[Data entries]

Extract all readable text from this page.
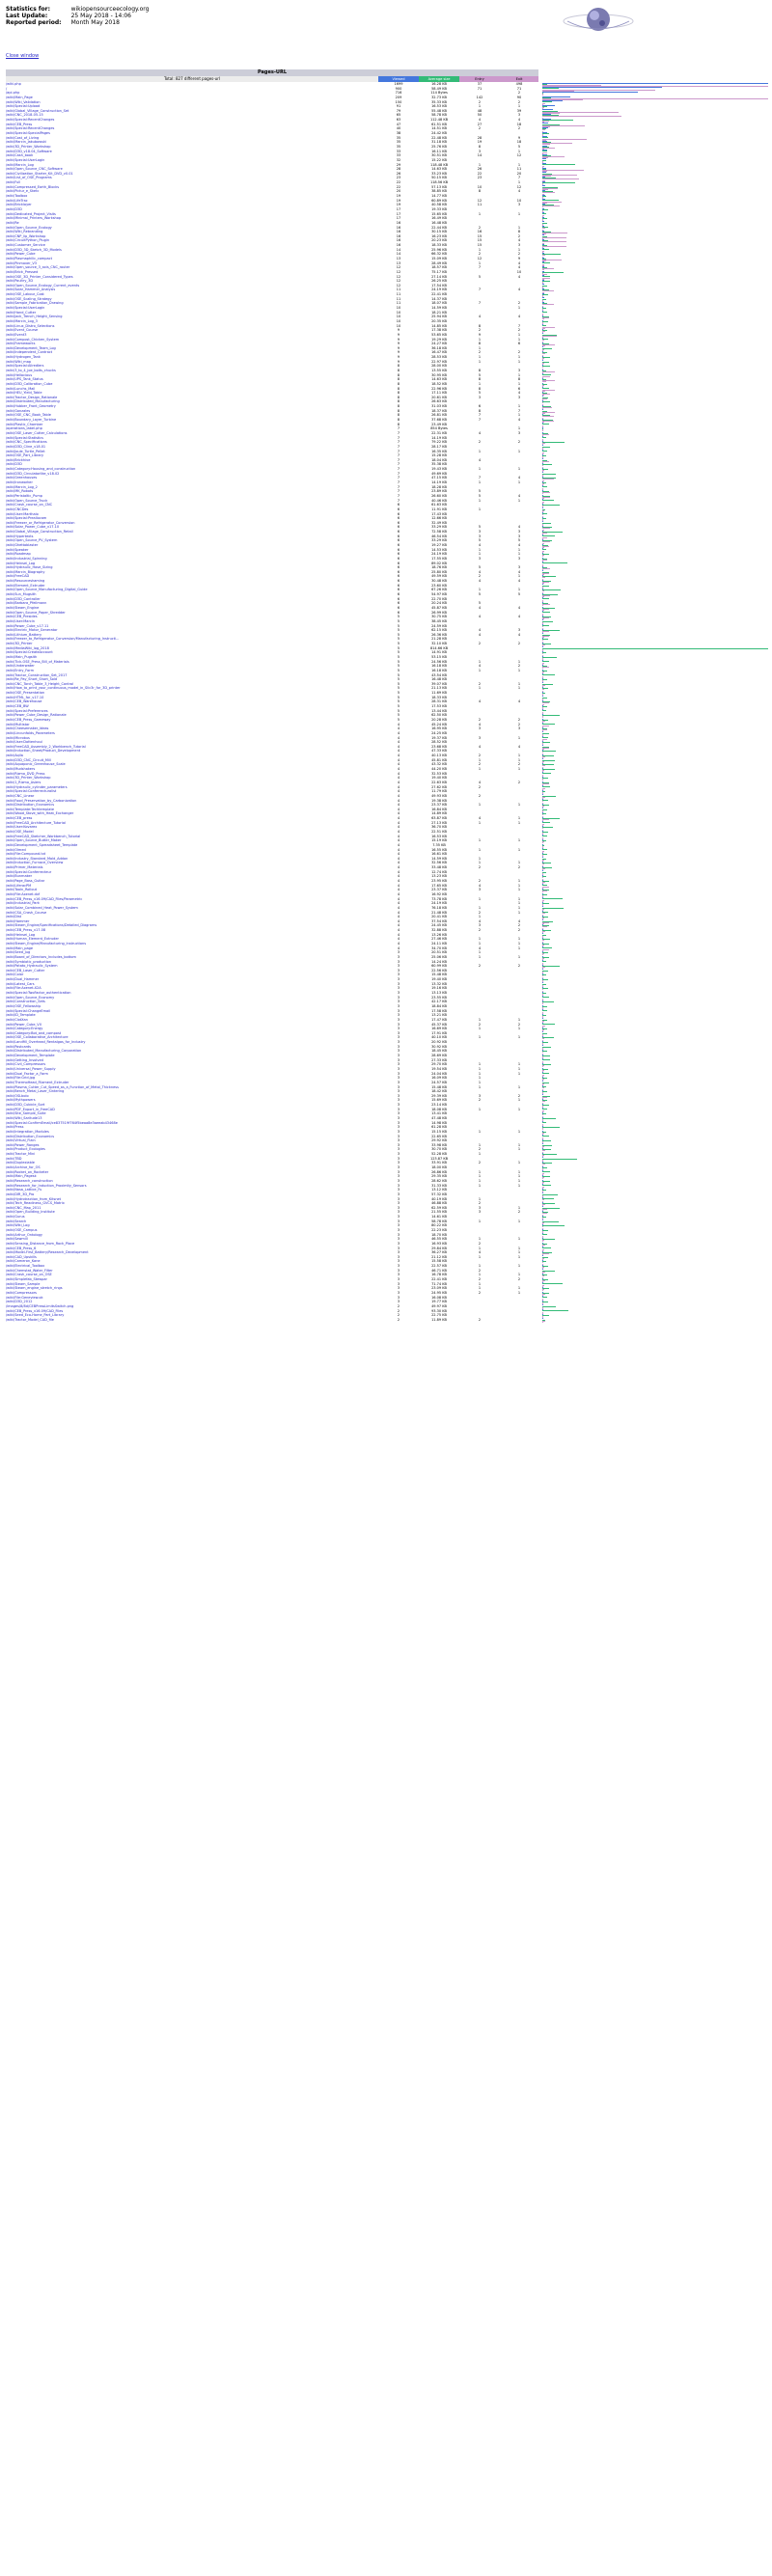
Statistics for:	wikiopensourceecology.org
Last Update:	25 May 2018 - 14:06
Reported period:	Month May 2018
Close window
Pages-URL
Total: 827 different pages-url	Viewed	Average size	Entry	Exit
/wiki.php	1699	16.28 KB	37	498
/	900	58.49 KB	71	71
/api.php	716	114 Bytes	2
/wiki/Main_Page	209	32.73 KB	142	90
/wiki/Wiki_Validation	150	35.33 KB	2	2
/wiki/Special:Upload	91	16.53 KB	1	1
/wiki/Global_Village_Construction_Set	79	55.48 KB	48	39
/wiki/CNC_2018-05-15	65	58.78 KB	50	3
/wiki/Special:RecentChanges	63	112.48 KB	4	4
/wiki/CEB_Press	47	61.51 KB	27	18
/wiki/Special:RecentChanges	40	14.51 KB	2	2
/wiki/Special:SpecialPages	38	24.42 KB
/wiki/Cost_of_Living	35	22.48 KB	28	9
/wiki/Marcin_Jakubowski	35	31.18 KB	19	18
/wiki/3D_Printer_Workshop	35	25.76 KB	8	5
/wiki/D3D_v18.04_Software	33	16.11 KB	3	1
/wiki/Cash_book	33	30.51 KB	14	12
/wiki/Special:UserLogin	32	15.22 KB
/wiki/Marcin_Log	29	118.48 KB	1	1
/wiki/Open_Source_CNC_Software	28	14.63 KB	26	11
/wiki/Civilization_Starter_Kit_DVD_v0.01	26	33.23 KB	22	20
/wiki/List_of_OSE_Programs	23	50.15 KB	23	7
/wiki/Full	22	118.56 KB	1
/wiki/Compressed_Earth_Blocks	22	57.13 KB	10	12
/wiki/Pictur_e_Sketc	20	38.85 KB	8	4
/wiki/Toolbox	19	14.77 KB
/wiki/LifeTrac	19	60.89 KB	12	10
/wiki/Bricklayer	19	40.58 KB	11	3
/wiki/D3D	17	19.33 KB
/wiki/Dedicated_Project_Visits	17	15.65 KB	1	1
/wiki/Minimal_Printers_Workshop	17	16.49 KB
/wiki/Re	16	16.48 KB
/wiki/Open_Source_Ecology	16	22.44 KB	2	1
/wiki/Wiki_Rebranding	16	30.15 KB	16	8
/wiki/CNP_lip_Workshop	16	16.23 KB	15	2
/wiki/CircuitPython_Plugin	16	20.23 KB	15	4
/wiki/Customer_Service	16	18.33 KB	15	3
/wiki/D3D_3D_Sketch_3D_Models	14	25.96 KB	1	1
/wiki/Power_Cube	14	66.32 KB	2	2
/wiki/Plasmaphilic_compact	13	15.09 KB	12	9
/wiki/Pinmover_V3	13	28.49 KB	1	4
/wiki/Open_source_3_axis_CNC_router	12	18.57 KB	7	4
/wiki/Brick_Pressed	12	75.17 KB	10
/wiki/OSE_3D_Printer_Considered_Types	12	27.14 KB	5	4
/wiki/Poultry_3D	12	26.25 KB
/wiki/Open_Source_Ecology_Current_events	12	17.54 KB
/wiki/Solar_Hammer_Analysis	11	24.19 KB	7	4
/wiki/OSE_Labour_Cost	11	22.41 KB
/wiki/OSE_Scaling_Strategy	11	14.37 KB
/wiki/Sample_Fabrication_Drawing	11	18.07 KB	7	2
/wiki/Special:UserLogin	10	14.59 KB	1
/wiki/Hand_Cutter	10	18.21 KB
/wiki/Jack_Trench_Height_Sensing	10	25.94 KB	4	4
/wiki/Marcin_Log_3	10	20.35 KB
/wiki/Linux_Distro_Selections	10	14.85 KB	8	7
/wiki/Event_Course	9	17.38 KB	2	2
/wiki/Event3	9	53.65 KB	9	1
/wiki/Compost_Chicken_System	9	19.29 KB	1	1
/wiki/Frameworks	9	24.27 KB	8	6
/wiki/Development_Team_Log	9	36.18 KB	1
/wiki/Independent_Contract	9	16.47 KB	2	2
/wiki/Hydrogen_Tank	9	28.53 KB	1	1
/wiki/Wiki_map	9	22.97 KB	1	1
/wiki/Special:Allredlers	8	28.00 KB
/wiki/3_to_4_joe_bolts_chucks	8	13.55 KB	8	3
/wiki/Hellacious	8	30.95 KB	5	1
/wiki/UPS_Tank_Status	8	14.63 KB	8	8
/wiki/D3D_Calibration_Cube	8	18.52 KB	1	1
/wiki/Lunchs_Mail	8	22.96 KB	8	6
/wiki/HEU_Yield_Table	8	17.11 KB	5	4
/wiki/Tractor_Design_Rationale	8	20.61 KB	3	3
/wiki/Distributed_Manufacturing	8	26.63 KB
/wiki/Hubber_Front_Geometry	8	31.03 KB	6	1
/wiki/Gonzales	8	18.37 KB	8	7
/wiki/OSE_CNC_Book_Table	8	26.81 KB	7	1
/wiki/Boundary_Layer_Turbine	8	37.68 KB	7	4
/wiki/Plastic_Chamber	8	23.49 KB
/operations_label.php	7	854 Bytes	1
/wiki/OSE_Laser_Cutter_Calculations	7	22.31 KB	4	3
/wiki/Special:Statistics	7	14.19 KB
/wiki/CNC_Specifications	7	79.22 KB	2	2
/wiki/D3D_Cline_v18.01	7	28.17 KB
/wiki/Joule_Turtle_Pellet	7	16.35 KB	1	1
/wiki/OSE_Part_Library	7	15.28 KB
/wiki/Brickhive	7	18.04 KB	4
/wiki/D3D	7	35.38 KB
/wiki/Category:Housing_and_construction	7	19.43 KB	1	1
/wiki/D3D_Circulatorlike_v18.02	7	49.69 KB
/wiki/Greenhouses	7	47.15 KB	7	4
/wiki/Ironworker	7	14.19 KB	1	1
/wiki/Marcin_Log_2	7	18.28 KB
/wiki/MK_Robots	7	23.89 KB	5
/wiki/Peristaltic_Pump	7	26.60 KB	5	4
/wiki/Open_Source_Truck	7	40.46 KB	1	1
/wiki/Crash_course_on_CNC	6	61.63 KB
/wiki/CNCDes	6	11.91 KB	1
/wiki/User:Marthalo	6	17.43 KB
/wiki/Special:Preallocam	6	12.66 KB
/wiki/Freezer_or_Refrigerator_Conversion	6	32.49 KB
/wiki/Solar_Power_Cube_v17.10	6	33.29 KB	5	4
/wiki/Global_Village_Construction_Retail	6	72.58 KB	3	3
/wiki/Hypertexts	6	46.54 KB	3	3
/wiki/Open_Source_PV_System	6	33.29 KB	5	5
/wiki/Ghettoblaster	6	19.27 KB	4	4
/wiki/Speaker	6	14.53 KB	1	1
/wiki/Roadmap	6	24.19 KB	1	1
/wiki/Industrial_Spinning	6	17.55 KB	3	3
/wiki/Heinsei_Log	6	89.02 KB
/wiki/Hydraulic_Hose_Sizing	6	18.76 KB	5	3
/wiki/Marcin_Biography	6	25.80 KB	4	4
/wiki/FreeCAD	6	49.59 KB	2	1
/wiki/Resourceshaming	6	30.48 KB	4	4
/wiki/Element_Extruder	6	23.60 KB
/wiki/Open_Source_Manufacturing_Digital_Guide	6	67.26 KB	1	1
/wiki/Sun_Mugsith	6	54.97 KB	5	5
/wiki/D3D_Controller	6	22.70 KB
/wiki/Barbara_Pfeilmann	6	20.24 KB	5
/wiki/Steam_Engine	6	45.87 KB	4	4
/wiki/Open_Source_Paper_Shredder	6	26.99 KB
/wiki/CEB_Presides	5	30.75 KB	4	4
/wiki/User:Marcin	5	38.45 KB
/wiki/Power_Cube_v17.11	5	24.59 KB
/wiki/Electric_Motor_Generator	5	62.15 KB	4	3
/wiki/Lithium_Battery	5	26.36 KB	4	4
/wiki/Freezer_to_Refrigerator_Conversion/Manufacturing_Instructi...	5	21.28 KB
/wiki/3D_Printer	5	32.10 KB	2	2
/wiki/MediaWiki_log_2018	5	814.66 KB
/wiki/Special:CreateAccount	5	14.91 KB
/wiki/Main_Pugsith	5	53.15 KB
/wiki/Tick-OSE_Press_Bill_of_Materials	5	24.56 KB	1	1
/wiki/Underwater	5	16.18 KB	4	2
/wiki/Entry_Form	5	16.18 KB	1	1
/wiki/Tractor_Construction_Set_2017	5	43.54 KB
/wiki/Re_Pay_Short_Short_Sold	5	16.48 KB
/wiki/CNC_Torch_Table_3_Height_Control	5	39.07 KB	2	1
/wiki/How_to_print_your_continuous_model_in_Slic3r_for_3D_printer	5	21.13 KB	1	1
/wiki/OSE_Presentation	5	11.69 KB
/wiki/HTML_for_v17.10	5	18.33 KB
/wiki/CEB_Warehouse	5	28.31 KB	4	4
/wiki/CEB_BW	5	17.53 KB
/wiki/Special:Preferences	5	13.44 KB
/wiki/Power_Cube_Design_Rationale	5	62.50 KB
/wiki/CEB_Press_Gameway	5	20.28 KB	2	2
/wiki/Multistar	4	45.24 KB	4	2
/wiki/Cheesemaker_Ideas	4	16.95 KB	3	3
/wiki/Lincunfolds_Parameters	4	24.25 KB
/wiki/Microbus	4	19.37 KB	3	1
/wiki/User:Dottenhoul	4	28.52 KB
/wiki/FreeCAD_Assembly_2_Workbench_Tutorial	4	23.68 KB	4	4
/wiki/Induction_Sheet/Product_Development	4	47.33 KB
/wiki/Aqila	4	40.13 KB	2	1
/wiki/D3D_CNC_Circuit_Mill	4	45.81 KB	1	1
/wiki/Aquaponic_Greenhouse_Scale	4	43.32 KB	2	2
/wiki/Mudshakers	4	44.20 KB	1	1
/wiki/Rizmo_DVD_Press	4	32.53 KB
/wiki/3D_Printer_Workshop	4	19.40 KB
/wiki/1_Rizmo_Asiers	4	22.63 KB	4	2
/wiki/Hydraulic_cylinder_parameters	4	27.62 KB	2
/wiki/Special:Conferrecturalist	4	11.79 KB
/wiki/CNC_Linear	4	49.93 KB	2
/wiki/Food_Preservation_by_Carbonization	4	19.38 KB
/wiki/Distribution_Economics	4	23.37 KB	1	1
/wiki/Template:Techtemplate	4	16.84 KB
/wiki/Wood_Stove_with_Heat_Exchanger	4	14.89 KB
/wiki/CEB_press	4	63.87 KB	4	1
/wiki/FreeCAD_Architecture_Tutorial	4	27.13 KB	1	1
/wiki/User:Kovarex	4	36.70 KB
/wiki/OSE_Model	4	22.51 KB
/wiki/FreeCAD_Sketcher_Workbench_Tutorial	4	16.53 KB
/wiki/Open_Source_Butter_Maker	4	15.19 KB	1	1
/wiki/Development_Spreadsheet_Template	4	7.35 KB
/wiki/Olmed	4	16.55 KB	1	1
/wiki/File:Compound.txt	4	16.61 KB
/wiki/Industry_Standard_Mold_Addon	4	14.59 KB	1
/wiki/Induction_Furnace_Overview	4	32.56 KB	1	1
/wiki/Primer_Materials	4	33.48 KB	2	2
/wiki/Special:Conferrecteur	4	12.74 KB
/wiki/Bunmaker	4	13.23 KB
/wiki/Page_Bass_Guitar	4	23.95 KB	2	1
/wiki/LiferacPM	4	17.65 KB	4	1
/wiki/Tooln_Rollout	4	23.37 KB	3	1
/wiki/File:Axenet.dxf	4	16.92 KB
/wiki/CEB_Press_v16.09/CAD_Files/Parametric	4	73.78 KB	1	1
/wiki/Industrial_Park	4	24.19 KB	1
/wiki/Solar_Combined_Heat_Power_System	4	76.18 KB	1	1
/wiki/CSA_Crash_Course	4	21.48 KB	2	1
/wiki/Dist	4	20.41 KB	1
/wiki/Hammer	4	37.54 KB	4	4
/wiki/Steam_Engine/Specifications/Detailed_Diagrams	4	24.45 KB	3	2
/wiki/CEB_Press_v17.08	4	32.88 KB	2	2
/wiki/Heinsei_Log	4	13.26 KB
/wiki/Human_Element_Extruder	4	27.46 KB	1	1
/wiki/Steam_Engine/Manufacturing_Instructions	4	24.11 KB	1	1
/wiki/Main_page	4	34.70 KB	4	1
/wiki/Seed_Jug	3	20.51 KB	1
/wiki/Board_of_Directors_Includes_bottom	3	25.06 KB	1	1
/wiki/Symbiotic_production	3	14.24 KB
/wiki/Potato_Hydraulic_System	3	60.99 KB	2	2
/wiki/CEB_Laser_Cutter	3	22.56 KB
/wiki/Color	3	15.48 KB
/wiki/Dual_Hammer	3	19.40 KB
/wiki/Latest_Cars	3	13.32 KB
/wiki/File:Axenet-X2A	3	19.16 KB
/wiki/Special:TwoFactor_authentication	3	13.13 KB
/wiki/Open_Source_Economy	3	23.55 KB
/wiki/Construction_Sets	3	42.17 KB
/wiki/OSE_Fellowship	3	18.84 KB
/wiki/Special:ChangeEmail	3	17.58 KB
/wiki/ID_Template	3	13.21 KB
/wiki/ClotXan	3	17.47 KB	1	1
/wiki/Power_Cube_VII	3	45.37 KB	2	2
/wiki/Category:Energy	3	16.69 KB	1	1
/wiki/Category:Bot_and_compost	3	17.91 KB
/wiki/OSE_Collaborative_Architecture	3	40.10 KB	1	1
/wiki/Landfill_Overhead_Rentalgas_for_Industry	3	20.92 KB
/wiki/Postcards	3	30.92 KB
/wiki/Distributed_Manufacturing_Corporation	3	18.45 KB
/wiki/Development_Template	3	28.69 KB
/wiki/Getting_Involved	3	27.33 KB
/wiki/Civil_Compressors	3	29.70 KB	1	1
/wiki/Universal_Power_Supply	3	19.54 KB	1	1
/wiki/Dual_Factor_a_Farm	3	24.04 KB	1	1
/wiki/File:Grid.jpg	3	16.09 KB	1
/wiki/ThermoHead_Filament_Extruder	3	24.57 KB	1
/wiki/Plasma_Cutter_Cut_Speed_as_a_Function_of_Metal_Thickness	3	15.48 KB	1	1
/wiki/Bench_Metal_Laser_Sintering	3	18.42 KB
/wiki/OSLbolo	3	29.39 KB	3	2
/wiki/Mythpowers	3	15.69 KB	2	1
/wiki/D3D_Cubicle_Sort	3	23.14 KB
/wiki/PDF_Export_in_FreeCAD	3	18.08 KB	1	1
/wiki/Site_Sample_Suite	3	13.41 KB
/wiki/Wiki_Saritude13	3	47.48 KB
/wiki/Special:ConfirmEmail/ce837519f764f5beaa8e3aeeab43468e	3	14.98 KB
/wiki/Press	3	61.28 KB
/wiki/Integration_Modules	3	15.15 KB	1	1
/wiki/Distribution_Economics	3	22.65 KB
/wiki/Virtual_Flain	3	29.92 KB
/wiki/Power_Ranges	3	33.98 KB	1	1
/wiki/Product_Ecologies	3	30.70 KB	2	1
/wiki/Tractor_Mini	3	52.28 KB	1
/wiki/TBD	3	123.87 KB
/wiki/Duplexiable	3	33.91 KB	2	1
/wiki/Archive_for_OS	3	18.00 KB
/wiki/Rocket_on_Rocketer	3	26.86 KB	1	1
/wiki/Main_Pagesk	3	29.35 KB	1	1
/wiki/Research_construction	3	28.62 KB	1	1
/wiki/Research_for_Induction_Proximity_Sensors	3	31.33 KB	1	1
/wiki/Nasa_Lattice_Fu	3	13.12 KB
/wiki/DIR_3D_Pro	3	57.32 KB
/wiki/Hydrotraction_from_Kitsnet	3	40.19 KB	1
/wiki/Tech_Readiness_GVCS_Matrix	3	46.88 KB	2
/wiki/CNC_Map_2011	3	62.59 KB	3	1
/wiki/Open_Building_Institute	3	21.55 KB	3	2
/wiki/Gurus	3	14.61 KB
/wiki/Search	3	58.78 KB	1	1
/wiki/Wiki_Log	3	80.22 KB
/wiki/OSE_Campus	3	22.23 KB
/wiki/Arthur_Ontology	3	18.70 KB
/wiki/Sawmill	3	46.55 KB	1	1
/wiki/Sensing_Distance_from_Rock_Place	3	16.93 KB	2
/wiki/CEB_Press_6	3	29.84 KB	1	1
/wiki/Model-First_Battery/Research_Development	3	36.27 KB	4	1
/wiki/CAD_Upskills	3	21.12 KB	1	1
/wiki/Cameron_Kane	3	15.58 KB
/wiki/Electrical_Toolbox	3	22.57 KB	1	1
/wiki/Chemstat_Water_Filter	3	46.71 KB	2
/wiki/Crash_course_on_OSE	3	16.78 KB	1	1
/wiki/Simplefab_Stewpar	3	22.41 KB	2	2
/wiki/Steam_Sample	3	71.74 KB	1
/wiki/Steam_engine_stretch_rings	3	23.09 KB	1	1
/wiki/Compressors	3	24.95 KB	2	1
/wiki/File:Geneview.ok	3	16.08 KB
/wiki/D3D_2012	3	19.77 KB
/images/8/8d/CEBPressLimitsSwitch.png	2	49.97 KB
/wiki/CEB_Press_v16.09/CAD_Files	2	93.30 KB
/wiki/Seed_Eco-Home_Part_Library	2	22.75 KB
/wiki/Tractor_Model_CAD_file	2	11.89 KB	2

> SHORT TASK
Working from the listing above, pick out every line that has "Statistics" and copy it.

> WRITTEN SOLUTION
Statistics for:	wikiopensourceecology.org
/wiki/Special:Statistics	7	14.19 KB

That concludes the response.